--- start Data records ---

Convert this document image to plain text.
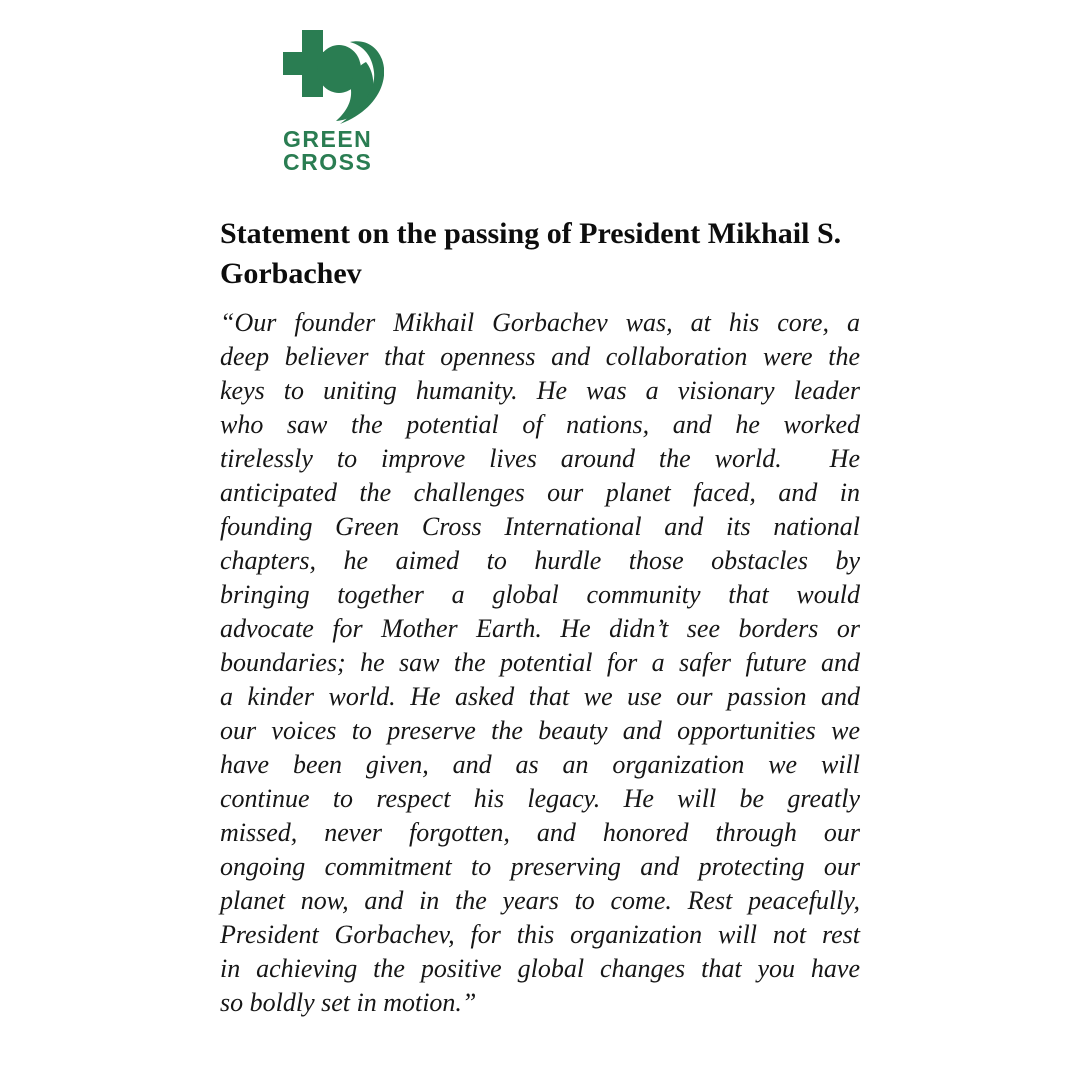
GREEN
CROSS
Statement on the passing of President Mikhail S. Gorbachev
“Our founder Mikhail Gorbachev was, at his core, a
deep believer that openness and collaboration were the
keys to uniting humanity. He was a visionary leader
who saw the potential of nations, and he worked
tirelessly to improve lives around the world.  He
anticipated the challenges our planet faced, and in
founding Green Cross International and its national
chapters, he aimed to hurdle those obstacles by
bringing together a global community that would
advocate for Mother Earth. He didn’t see borders or
boundaries; he saw the potential for a safer future and
a kinder world. He asked that we use our passion and
our voices to preserve the beauty and opportunities we
have been given, and as an organization we will
continue to respect his legacy. He will be greatly
missed, never forgotten, and honored through our
ongoing commitment to preserving and protecting our
planet now, and in the years to come. Rest peacefully,
President Gorbachev, for this organization will not rest
in achieving the positive global changes that you have
so boldly set in motion.”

--- end Data records ---

• **Work to complete**
Write out each entry exactly as given, omitting any picture.

• **Task response**
Convert this document image to plain text.
GREEN
CROSS
Statement on the passing of President Mikhail S. Gorbachev
“Our founder Mikhail Gorbachev was, at his core, a
deep believer that openness and collaboration were the
keys to uniting humanity. He was a visionary leader
who saw the potential of nations, and he worked
tirelessly to improve lives around the world.  He
anticipated the challenges our planet faced, and in
founding Green Cross International and its national
chapters, he aimed to hurdle those obstacles by
bringing together a global community that would
advocate for Mother Earth. He didn’t see borders or
boundaries; he saw the potential for a safer future and
a kinder world. He asked that we use our passion and
our voices to preserve the beauty and opportunities we
have been given, and as an organization we will
continue to respect his legacy. He will be greatly
missed, never forgotten, and honored through our
ongoing commitment to preserving and protecting our
planet now, and in the years to come. Rest peacefully,
President Gorbachev, for this organization will not rest
in achieving the positive global changes that you have
so boldly set in motion.”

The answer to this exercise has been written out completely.